**Задание 1**
Ответьте по фрагменту об Онегине:
(a) Что, судя по стихам в начале, наскучило Онегину?
(b) Какие слова говорит Онегин, узнав, что Ленский влюблен в меньшую?
(c) Кого, по утверждению фрагмента, любит Татьяна вместо Онегина?
**Задание 2**
Продолжите фрагмент об Онегине после его последнего предложения.

Нет: рано чувства в нем остыли;
Ему наскучил света шум,
Красавицы не долго были
Предмет его привычных дум…
 
   Но окончательно эта уверенность в том, что Онегин никогда не сделается героем трагического романа, овладевает нами, когда развитие романа направляется по ложному пути ж когда после признания Татьяны мы окончательно видим, насколько иссякла в сердце Онегина любовь и насколько невозможен его роман с Татьяной. И только маленьким намеком опять оживляется другая линия романа, когда Онегин узнает, что Ленский влюблен в меньшую, и говорит: «Я выбрал бы другую, когда б я был как ты, поэт». Но не из чего истинная картина катастрофы не выясняется с такой силой, как из сопоставления Онегина и Татьяны: любовь Татьяны везде изображена как воображаемая любовь, везде подчеркнуто, что она любят не Онегина, а какого-то героя романа, которого она представила на его месте.

**Извлечённые записи**
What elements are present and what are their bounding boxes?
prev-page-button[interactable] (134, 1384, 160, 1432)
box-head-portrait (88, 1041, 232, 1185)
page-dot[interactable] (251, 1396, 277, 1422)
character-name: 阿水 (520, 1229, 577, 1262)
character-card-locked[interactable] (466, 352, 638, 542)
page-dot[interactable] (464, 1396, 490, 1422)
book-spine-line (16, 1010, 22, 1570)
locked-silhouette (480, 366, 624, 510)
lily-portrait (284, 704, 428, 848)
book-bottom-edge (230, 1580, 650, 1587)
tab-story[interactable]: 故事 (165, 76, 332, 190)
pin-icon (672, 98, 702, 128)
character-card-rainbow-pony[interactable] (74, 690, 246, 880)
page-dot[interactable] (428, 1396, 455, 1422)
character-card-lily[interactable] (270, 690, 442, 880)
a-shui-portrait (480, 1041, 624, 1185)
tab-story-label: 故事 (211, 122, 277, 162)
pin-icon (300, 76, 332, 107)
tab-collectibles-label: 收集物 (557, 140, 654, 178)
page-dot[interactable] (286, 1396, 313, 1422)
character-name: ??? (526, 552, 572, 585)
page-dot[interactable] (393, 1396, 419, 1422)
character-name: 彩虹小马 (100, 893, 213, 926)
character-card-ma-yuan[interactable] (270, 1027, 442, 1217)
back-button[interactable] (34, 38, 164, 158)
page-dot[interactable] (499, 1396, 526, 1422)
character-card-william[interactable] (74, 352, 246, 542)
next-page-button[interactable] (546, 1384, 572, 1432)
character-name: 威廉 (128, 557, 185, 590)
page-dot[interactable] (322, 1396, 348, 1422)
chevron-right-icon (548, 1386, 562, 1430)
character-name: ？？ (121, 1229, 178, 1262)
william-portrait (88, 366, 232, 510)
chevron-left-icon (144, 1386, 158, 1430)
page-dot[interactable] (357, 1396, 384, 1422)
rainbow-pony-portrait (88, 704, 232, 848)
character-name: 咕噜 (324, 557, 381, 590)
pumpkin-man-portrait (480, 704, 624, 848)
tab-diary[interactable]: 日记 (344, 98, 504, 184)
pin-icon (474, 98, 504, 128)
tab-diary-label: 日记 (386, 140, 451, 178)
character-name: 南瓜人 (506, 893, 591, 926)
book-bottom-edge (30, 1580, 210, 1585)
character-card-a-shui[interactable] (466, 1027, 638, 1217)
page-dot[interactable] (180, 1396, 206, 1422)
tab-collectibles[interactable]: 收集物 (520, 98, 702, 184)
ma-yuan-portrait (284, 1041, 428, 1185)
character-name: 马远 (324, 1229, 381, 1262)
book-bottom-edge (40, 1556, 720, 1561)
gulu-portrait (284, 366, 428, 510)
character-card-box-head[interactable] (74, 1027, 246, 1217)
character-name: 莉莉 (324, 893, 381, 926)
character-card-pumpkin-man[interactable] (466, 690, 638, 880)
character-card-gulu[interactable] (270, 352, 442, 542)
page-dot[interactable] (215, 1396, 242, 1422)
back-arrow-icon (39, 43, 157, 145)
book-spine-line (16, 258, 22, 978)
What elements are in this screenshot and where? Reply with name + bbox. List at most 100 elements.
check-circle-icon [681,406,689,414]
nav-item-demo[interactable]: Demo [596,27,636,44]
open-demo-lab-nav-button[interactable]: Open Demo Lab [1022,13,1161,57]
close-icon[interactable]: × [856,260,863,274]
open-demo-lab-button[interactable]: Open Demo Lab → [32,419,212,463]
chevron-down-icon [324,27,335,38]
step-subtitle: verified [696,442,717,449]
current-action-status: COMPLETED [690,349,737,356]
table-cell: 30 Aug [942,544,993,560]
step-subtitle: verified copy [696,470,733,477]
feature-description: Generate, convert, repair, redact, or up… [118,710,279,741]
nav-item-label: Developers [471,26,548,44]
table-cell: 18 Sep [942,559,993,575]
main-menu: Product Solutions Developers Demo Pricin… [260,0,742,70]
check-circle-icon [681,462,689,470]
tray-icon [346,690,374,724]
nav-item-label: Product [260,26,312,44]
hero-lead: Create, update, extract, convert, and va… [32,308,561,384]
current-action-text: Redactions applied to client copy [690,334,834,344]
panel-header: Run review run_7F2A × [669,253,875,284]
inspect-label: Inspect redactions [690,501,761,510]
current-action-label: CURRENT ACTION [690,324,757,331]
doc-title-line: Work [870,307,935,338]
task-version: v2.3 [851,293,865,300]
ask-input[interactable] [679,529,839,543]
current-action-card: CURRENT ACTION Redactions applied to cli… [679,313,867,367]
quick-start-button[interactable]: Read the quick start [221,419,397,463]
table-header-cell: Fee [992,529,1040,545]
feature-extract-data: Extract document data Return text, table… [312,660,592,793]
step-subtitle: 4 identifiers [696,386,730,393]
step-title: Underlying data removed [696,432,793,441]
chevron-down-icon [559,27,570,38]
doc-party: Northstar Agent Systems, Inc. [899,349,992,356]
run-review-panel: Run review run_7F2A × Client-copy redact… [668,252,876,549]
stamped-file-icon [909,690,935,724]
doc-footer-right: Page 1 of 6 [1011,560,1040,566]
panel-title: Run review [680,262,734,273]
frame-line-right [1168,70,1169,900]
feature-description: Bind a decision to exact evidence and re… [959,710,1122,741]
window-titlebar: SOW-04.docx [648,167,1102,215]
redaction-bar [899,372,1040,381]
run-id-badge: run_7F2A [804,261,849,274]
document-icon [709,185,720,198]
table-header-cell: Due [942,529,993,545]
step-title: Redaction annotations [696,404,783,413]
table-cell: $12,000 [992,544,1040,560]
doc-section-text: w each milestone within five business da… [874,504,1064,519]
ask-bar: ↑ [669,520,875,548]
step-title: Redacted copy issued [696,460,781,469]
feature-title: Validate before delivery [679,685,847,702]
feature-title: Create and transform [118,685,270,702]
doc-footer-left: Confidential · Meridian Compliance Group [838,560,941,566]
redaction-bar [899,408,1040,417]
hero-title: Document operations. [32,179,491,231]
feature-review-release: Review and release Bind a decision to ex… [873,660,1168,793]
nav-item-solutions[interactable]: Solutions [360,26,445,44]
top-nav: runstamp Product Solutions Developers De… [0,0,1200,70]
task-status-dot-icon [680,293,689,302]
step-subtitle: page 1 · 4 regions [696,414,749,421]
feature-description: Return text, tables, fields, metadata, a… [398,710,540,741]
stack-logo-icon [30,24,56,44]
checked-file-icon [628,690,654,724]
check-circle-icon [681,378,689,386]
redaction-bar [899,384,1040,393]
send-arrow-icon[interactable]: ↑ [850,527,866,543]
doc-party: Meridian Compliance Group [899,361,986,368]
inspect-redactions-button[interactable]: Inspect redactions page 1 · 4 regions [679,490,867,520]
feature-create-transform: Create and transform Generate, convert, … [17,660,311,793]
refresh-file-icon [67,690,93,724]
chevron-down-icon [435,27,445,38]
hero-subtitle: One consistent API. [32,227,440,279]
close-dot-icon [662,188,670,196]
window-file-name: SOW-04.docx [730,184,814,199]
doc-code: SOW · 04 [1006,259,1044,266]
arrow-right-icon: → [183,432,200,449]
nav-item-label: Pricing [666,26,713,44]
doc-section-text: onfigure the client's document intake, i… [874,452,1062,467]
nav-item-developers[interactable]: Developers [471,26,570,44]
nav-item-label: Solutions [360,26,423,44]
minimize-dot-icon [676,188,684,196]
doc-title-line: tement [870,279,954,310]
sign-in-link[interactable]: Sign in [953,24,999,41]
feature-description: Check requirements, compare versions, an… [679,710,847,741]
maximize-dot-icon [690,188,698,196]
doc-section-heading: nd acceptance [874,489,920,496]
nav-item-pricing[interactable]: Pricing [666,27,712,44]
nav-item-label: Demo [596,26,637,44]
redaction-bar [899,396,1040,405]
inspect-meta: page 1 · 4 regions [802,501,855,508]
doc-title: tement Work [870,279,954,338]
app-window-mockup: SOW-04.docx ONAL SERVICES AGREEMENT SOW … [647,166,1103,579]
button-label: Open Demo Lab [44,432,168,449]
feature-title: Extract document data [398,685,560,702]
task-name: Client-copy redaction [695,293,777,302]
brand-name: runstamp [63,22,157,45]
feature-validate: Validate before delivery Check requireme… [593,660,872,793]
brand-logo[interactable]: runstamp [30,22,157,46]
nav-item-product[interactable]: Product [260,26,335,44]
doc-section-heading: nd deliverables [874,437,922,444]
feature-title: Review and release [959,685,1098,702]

**Ответ 1**
(a) Света шум.
(b) «Я выбрал бы другую, когда б я был как ты, поэт».
(c) Какого-то героя романа, которого она представила на его месте.

**Ответ 2**
   «Ей рано нравились романы» – и от этой фразы Пушкин ведет прямую линию к указанию на вымышленный, мечтательный, воображаемый характер ее любви. В сущности, по смыслу романа Татьяна не любит Онегина, или, вернее сказать, любит не Онегина; в романе говорится, что раньше пошли толки о том, что она выйдет замуж за Онегина, она тайком слышала их.
 
И в сердце дума заронилась;
Пора пришла, она влюбилась.
Так в землю падшее зерно
Весны огнем оживлено.
Давно ее воображенье.
Сгорая негой и тоской,
Алкало пищи роковой;
Давно сердечное томленье
Теснило ей младую грудь;
Давно ждала… кого-нибудь,
И дождалась… Открылись очи;
Она сказала: это он!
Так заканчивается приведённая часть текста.